* Begin *

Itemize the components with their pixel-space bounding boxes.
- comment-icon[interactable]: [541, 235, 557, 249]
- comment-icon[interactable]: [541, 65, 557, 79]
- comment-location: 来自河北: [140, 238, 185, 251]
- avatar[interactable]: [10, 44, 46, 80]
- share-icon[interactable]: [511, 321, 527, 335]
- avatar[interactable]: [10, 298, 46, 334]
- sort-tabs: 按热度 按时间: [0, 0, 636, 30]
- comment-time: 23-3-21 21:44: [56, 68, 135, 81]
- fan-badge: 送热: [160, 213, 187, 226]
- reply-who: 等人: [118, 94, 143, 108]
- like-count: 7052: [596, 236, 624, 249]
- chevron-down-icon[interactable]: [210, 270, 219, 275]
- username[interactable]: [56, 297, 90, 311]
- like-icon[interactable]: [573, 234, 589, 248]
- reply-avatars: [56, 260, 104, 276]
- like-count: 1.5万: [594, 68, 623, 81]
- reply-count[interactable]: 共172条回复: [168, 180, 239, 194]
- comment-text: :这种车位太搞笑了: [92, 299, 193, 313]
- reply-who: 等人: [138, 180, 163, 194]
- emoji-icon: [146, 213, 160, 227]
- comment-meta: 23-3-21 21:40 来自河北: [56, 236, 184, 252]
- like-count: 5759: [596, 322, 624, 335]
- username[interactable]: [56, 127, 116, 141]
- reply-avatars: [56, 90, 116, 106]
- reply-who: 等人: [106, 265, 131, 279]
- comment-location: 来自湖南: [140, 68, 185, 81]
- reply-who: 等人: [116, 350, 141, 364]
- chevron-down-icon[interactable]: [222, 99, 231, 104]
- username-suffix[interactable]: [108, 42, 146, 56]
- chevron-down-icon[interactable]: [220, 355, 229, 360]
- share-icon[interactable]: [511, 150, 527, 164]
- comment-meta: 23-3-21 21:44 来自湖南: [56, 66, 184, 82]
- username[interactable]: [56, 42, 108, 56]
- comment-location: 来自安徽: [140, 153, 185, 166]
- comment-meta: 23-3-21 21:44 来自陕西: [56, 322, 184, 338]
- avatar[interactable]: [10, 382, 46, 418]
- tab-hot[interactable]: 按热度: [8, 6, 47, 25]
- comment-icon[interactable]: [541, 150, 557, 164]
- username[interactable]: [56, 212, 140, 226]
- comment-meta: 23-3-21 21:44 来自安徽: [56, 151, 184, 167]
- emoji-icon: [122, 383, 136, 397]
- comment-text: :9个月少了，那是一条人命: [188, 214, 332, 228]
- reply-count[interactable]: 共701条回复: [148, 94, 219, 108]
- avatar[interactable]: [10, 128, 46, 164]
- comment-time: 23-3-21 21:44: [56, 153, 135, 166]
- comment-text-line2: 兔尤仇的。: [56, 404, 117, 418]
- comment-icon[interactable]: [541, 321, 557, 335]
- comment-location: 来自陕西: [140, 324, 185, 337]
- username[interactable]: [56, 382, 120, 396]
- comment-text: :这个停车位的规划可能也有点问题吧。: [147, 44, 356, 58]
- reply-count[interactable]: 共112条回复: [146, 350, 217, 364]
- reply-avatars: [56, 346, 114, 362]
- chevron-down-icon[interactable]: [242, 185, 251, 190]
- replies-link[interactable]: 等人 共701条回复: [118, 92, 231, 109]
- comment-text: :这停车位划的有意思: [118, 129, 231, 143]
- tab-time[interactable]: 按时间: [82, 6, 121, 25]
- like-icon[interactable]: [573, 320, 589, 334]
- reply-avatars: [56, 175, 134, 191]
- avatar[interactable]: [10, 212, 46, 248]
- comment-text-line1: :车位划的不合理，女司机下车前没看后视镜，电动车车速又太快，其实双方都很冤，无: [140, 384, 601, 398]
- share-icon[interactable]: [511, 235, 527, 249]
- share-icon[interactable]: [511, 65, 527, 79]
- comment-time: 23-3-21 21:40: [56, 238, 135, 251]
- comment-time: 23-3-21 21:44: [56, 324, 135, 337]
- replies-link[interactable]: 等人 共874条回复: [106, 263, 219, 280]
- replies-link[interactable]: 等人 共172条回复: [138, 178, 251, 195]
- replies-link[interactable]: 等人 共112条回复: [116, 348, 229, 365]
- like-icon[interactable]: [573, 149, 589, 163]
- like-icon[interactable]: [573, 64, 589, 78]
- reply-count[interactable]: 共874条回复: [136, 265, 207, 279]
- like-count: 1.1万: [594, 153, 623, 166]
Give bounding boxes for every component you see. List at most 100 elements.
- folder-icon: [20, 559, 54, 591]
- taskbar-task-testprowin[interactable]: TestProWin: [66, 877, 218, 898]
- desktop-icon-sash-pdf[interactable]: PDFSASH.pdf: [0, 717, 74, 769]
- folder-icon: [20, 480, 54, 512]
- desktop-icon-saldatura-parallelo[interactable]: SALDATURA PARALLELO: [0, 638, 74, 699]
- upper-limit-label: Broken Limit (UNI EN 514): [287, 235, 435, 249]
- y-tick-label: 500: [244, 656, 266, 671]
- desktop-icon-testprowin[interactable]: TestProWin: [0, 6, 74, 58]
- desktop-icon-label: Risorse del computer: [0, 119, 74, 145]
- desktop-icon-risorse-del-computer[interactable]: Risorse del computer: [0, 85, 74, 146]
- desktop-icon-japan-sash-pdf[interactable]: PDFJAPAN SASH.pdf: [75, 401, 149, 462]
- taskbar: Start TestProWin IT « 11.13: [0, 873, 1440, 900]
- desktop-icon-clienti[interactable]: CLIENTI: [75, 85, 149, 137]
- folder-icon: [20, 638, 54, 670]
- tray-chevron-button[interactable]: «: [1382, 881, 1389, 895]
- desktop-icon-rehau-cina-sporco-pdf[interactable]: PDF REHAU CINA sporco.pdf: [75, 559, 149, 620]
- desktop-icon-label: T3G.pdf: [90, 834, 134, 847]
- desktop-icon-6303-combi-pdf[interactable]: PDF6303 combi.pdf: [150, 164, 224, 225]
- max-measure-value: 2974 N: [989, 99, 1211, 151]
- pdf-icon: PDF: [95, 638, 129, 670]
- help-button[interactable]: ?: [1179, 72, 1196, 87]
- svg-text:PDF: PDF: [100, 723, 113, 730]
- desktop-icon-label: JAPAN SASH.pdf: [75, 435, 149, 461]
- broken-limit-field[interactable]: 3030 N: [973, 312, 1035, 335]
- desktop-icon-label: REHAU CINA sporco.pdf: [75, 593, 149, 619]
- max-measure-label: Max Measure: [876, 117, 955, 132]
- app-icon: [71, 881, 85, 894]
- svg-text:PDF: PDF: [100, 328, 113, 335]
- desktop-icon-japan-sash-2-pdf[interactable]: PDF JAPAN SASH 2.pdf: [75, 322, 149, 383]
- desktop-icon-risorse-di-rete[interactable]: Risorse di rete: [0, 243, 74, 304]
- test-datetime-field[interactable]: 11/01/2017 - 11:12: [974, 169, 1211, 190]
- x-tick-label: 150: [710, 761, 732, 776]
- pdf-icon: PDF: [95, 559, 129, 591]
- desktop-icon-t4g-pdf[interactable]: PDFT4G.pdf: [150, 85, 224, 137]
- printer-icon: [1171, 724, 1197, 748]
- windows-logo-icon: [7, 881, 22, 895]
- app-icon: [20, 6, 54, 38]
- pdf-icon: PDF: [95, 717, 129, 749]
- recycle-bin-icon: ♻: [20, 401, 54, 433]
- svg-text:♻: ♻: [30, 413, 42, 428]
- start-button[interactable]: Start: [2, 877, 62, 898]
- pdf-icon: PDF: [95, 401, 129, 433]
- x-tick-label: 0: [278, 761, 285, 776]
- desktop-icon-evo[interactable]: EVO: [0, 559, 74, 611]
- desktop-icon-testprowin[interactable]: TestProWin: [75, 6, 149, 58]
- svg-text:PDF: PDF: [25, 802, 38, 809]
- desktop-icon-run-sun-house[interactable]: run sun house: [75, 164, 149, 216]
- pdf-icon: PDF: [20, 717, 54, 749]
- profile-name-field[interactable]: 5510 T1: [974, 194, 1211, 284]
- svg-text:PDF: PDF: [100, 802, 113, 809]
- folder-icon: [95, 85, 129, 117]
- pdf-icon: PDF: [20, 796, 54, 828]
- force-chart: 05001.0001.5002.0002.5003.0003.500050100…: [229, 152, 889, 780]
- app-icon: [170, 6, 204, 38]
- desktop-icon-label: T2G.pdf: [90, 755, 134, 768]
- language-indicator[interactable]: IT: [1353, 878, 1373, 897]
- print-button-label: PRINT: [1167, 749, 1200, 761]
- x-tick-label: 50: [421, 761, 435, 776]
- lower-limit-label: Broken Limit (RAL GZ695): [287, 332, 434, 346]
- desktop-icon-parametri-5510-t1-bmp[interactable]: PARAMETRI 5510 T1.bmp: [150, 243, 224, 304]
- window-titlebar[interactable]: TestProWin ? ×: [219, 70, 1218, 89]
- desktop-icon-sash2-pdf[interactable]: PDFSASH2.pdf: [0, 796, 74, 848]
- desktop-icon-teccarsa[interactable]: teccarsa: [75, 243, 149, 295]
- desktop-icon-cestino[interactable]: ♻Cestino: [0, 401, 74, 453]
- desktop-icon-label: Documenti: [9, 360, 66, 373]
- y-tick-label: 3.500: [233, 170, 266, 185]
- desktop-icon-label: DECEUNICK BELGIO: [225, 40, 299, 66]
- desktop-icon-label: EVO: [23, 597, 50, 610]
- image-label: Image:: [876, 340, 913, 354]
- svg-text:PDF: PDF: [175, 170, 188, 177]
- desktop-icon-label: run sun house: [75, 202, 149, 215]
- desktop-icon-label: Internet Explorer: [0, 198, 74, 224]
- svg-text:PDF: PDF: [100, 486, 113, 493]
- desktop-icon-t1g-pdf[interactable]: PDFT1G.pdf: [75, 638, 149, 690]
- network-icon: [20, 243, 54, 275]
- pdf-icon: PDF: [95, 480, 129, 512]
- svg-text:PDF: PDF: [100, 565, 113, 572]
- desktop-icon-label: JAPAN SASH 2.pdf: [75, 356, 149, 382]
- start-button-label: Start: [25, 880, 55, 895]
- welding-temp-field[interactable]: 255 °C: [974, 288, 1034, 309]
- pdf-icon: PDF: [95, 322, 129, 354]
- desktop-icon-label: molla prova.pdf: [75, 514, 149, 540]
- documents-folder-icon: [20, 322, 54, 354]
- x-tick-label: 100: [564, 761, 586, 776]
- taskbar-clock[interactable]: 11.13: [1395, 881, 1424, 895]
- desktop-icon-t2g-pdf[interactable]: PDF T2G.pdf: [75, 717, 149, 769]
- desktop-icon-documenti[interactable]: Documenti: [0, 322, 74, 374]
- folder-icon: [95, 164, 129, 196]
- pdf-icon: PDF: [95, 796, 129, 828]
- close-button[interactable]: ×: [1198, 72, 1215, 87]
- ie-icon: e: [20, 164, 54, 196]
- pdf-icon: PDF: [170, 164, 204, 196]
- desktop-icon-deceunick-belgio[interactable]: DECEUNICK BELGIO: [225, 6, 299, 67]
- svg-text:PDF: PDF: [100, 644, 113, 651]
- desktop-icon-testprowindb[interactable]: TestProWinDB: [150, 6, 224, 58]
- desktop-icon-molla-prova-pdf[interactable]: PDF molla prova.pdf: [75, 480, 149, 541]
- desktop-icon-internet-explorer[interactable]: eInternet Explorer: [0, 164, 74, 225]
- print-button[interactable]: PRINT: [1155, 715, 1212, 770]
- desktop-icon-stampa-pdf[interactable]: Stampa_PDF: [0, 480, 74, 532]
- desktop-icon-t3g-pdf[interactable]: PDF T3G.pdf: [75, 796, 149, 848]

* End *
* Begin *

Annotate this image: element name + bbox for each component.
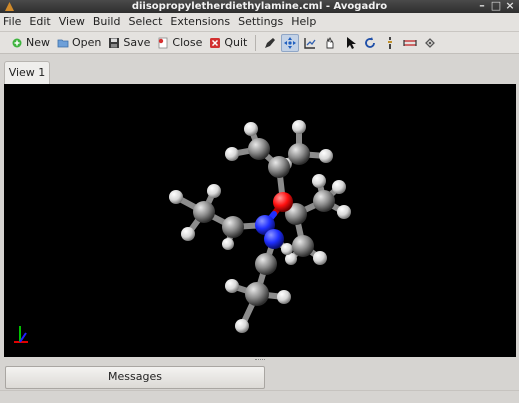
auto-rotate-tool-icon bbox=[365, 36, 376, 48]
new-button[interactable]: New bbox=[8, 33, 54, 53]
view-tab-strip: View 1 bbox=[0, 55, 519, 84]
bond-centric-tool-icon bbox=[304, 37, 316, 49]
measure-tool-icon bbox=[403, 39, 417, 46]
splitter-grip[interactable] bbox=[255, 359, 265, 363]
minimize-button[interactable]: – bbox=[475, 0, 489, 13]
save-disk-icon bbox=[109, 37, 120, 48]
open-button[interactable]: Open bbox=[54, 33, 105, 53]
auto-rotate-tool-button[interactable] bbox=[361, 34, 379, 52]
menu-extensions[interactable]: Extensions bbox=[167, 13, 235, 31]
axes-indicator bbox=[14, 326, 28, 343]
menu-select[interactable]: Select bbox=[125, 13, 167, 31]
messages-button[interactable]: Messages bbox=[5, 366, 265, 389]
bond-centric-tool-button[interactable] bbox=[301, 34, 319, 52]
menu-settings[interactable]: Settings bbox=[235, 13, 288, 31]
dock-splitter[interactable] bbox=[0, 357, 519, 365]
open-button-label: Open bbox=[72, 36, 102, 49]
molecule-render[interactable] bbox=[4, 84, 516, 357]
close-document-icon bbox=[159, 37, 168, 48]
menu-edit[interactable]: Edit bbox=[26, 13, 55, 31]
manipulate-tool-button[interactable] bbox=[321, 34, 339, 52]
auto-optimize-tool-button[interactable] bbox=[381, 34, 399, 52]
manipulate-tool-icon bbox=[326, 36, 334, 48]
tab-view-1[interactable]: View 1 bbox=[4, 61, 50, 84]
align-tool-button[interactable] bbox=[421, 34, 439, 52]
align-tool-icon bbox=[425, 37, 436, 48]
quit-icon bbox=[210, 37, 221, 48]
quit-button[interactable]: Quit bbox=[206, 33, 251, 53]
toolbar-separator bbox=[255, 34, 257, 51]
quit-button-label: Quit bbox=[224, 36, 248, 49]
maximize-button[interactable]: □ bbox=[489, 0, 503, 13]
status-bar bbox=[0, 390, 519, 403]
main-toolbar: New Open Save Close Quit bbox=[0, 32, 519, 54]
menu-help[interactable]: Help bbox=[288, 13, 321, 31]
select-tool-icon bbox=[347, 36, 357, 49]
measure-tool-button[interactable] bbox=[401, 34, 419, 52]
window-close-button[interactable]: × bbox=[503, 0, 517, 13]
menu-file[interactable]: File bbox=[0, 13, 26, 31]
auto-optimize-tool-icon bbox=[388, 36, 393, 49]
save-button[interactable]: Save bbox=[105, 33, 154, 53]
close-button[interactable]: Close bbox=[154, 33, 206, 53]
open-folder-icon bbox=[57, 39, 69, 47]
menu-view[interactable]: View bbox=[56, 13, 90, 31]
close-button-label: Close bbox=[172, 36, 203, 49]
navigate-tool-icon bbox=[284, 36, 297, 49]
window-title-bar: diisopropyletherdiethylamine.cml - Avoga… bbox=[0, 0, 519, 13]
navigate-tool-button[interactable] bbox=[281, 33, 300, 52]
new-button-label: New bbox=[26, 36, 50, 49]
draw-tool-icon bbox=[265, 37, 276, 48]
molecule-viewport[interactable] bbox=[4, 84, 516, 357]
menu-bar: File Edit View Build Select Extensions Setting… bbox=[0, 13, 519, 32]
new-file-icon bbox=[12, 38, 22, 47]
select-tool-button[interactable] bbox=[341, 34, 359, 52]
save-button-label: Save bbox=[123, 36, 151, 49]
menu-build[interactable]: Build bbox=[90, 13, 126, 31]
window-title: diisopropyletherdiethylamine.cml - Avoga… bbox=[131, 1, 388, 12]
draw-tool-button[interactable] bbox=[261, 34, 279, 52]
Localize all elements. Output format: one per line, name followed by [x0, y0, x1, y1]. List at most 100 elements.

* End *

◆ What is required ◆
Retype the material from the line containing "auto-rotate-tool-icon bbox=[365, 36, 376, 48]" through the line containing "messages-button[interactable]: Messages bbox=[5, 366, 265, 389]", with both of those lines included.

◆ Reply ◆
auto-rotate-tool-icon bbox=[365, 36, 376, 48]
new-button[interactable]: New bbox=[8, 33, 54, 53]
view-tab-strip: View 1 bbox=[0, 55, 519, 84]
bond-centric-tool-icon bbox=[304, 37, 316, 49]
measure-tool-icon bbox=[403, 39, 417, 46]
splitter-grip[interactable] bbox=[255, 359, 265, 363]
minimize-button[interactable]: – bbox=[475, 0, 489, 13]
save-disk-icon bbox=[109, 37, 120, 48]
open-button[interactable]: Open bbox=[54, 33, 105, 53]
auto-rotate-tool-button[interactable] bbox=[361, 34, 379, 52]
menu-extensions[interactable]: Extensions bbox=[167, 13, 235, 31]
axes-indicator bbox=[14, 326, 28, 343]
menu-select[interactable]: Select bbox=[125, 13, 167, 31]
messages-button[interactable]: Messages bbox=[5, 366, 265, 389]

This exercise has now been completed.